Where the word "text" occurs in a line, return that line.

--- Start of Stored data ---

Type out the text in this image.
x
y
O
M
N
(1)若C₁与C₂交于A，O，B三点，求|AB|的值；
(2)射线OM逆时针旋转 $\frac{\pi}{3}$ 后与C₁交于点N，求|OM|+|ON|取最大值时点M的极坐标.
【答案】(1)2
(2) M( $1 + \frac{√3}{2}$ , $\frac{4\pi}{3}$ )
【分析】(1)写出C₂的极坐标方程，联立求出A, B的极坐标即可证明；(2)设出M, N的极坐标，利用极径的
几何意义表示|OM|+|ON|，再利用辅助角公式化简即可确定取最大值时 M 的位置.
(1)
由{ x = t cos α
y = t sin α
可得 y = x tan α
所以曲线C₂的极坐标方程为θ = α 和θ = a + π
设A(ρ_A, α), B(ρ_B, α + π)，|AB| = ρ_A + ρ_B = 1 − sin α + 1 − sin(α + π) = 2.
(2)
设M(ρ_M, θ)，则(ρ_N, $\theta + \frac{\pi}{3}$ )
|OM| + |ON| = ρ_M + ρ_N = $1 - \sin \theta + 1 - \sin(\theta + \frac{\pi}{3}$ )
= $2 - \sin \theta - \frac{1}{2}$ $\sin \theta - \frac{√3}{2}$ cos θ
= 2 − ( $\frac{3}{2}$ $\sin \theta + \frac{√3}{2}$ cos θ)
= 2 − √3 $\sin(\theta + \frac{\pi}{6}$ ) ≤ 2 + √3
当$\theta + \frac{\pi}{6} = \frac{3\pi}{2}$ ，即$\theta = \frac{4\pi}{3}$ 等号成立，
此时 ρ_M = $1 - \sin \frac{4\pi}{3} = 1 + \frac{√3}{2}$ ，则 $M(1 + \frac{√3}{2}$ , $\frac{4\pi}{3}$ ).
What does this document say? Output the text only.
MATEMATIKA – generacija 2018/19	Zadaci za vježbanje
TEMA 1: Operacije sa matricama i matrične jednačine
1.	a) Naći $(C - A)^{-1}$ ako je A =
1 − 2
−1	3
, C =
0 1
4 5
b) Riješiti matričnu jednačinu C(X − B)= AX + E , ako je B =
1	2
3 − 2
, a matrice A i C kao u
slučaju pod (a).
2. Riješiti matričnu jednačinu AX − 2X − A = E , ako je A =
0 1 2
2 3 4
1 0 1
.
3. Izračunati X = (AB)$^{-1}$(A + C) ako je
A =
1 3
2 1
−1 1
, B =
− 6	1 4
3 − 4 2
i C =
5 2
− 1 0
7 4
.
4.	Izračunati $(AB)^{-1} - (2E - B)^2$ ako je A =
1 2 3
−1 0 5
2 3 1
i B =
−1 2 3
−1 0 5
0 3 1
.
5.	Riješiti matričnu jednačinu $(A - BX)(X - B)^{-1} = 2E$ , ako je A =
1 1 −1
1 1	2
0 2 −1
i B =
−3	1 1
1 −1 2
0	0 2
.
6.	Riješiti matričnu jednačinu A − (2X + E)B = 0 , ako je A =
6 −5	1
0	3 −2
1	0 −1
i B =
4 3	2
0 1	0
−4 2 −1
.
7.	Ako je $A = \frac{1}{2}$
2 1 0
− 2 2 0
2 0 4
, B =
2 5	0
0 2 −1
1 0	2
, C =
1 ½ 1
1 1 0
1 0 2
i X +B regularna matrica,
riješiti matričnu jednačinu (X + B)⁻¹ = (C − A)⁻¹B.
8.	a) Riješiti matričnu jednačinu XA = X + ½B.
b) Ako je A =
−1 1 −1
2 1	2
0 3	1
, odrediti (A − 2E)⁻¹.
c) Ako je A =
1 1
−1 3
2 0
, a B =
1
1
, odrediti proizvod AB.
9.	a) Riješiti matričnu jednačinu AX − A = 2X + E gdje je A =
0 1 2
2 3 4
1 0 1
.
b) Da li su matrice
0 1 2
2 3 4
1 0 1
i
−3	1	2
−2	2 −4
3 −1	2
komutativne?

--- End of Stored data ---

Expected answer -
Type out the text in this image.
What does this document say? Output the text only.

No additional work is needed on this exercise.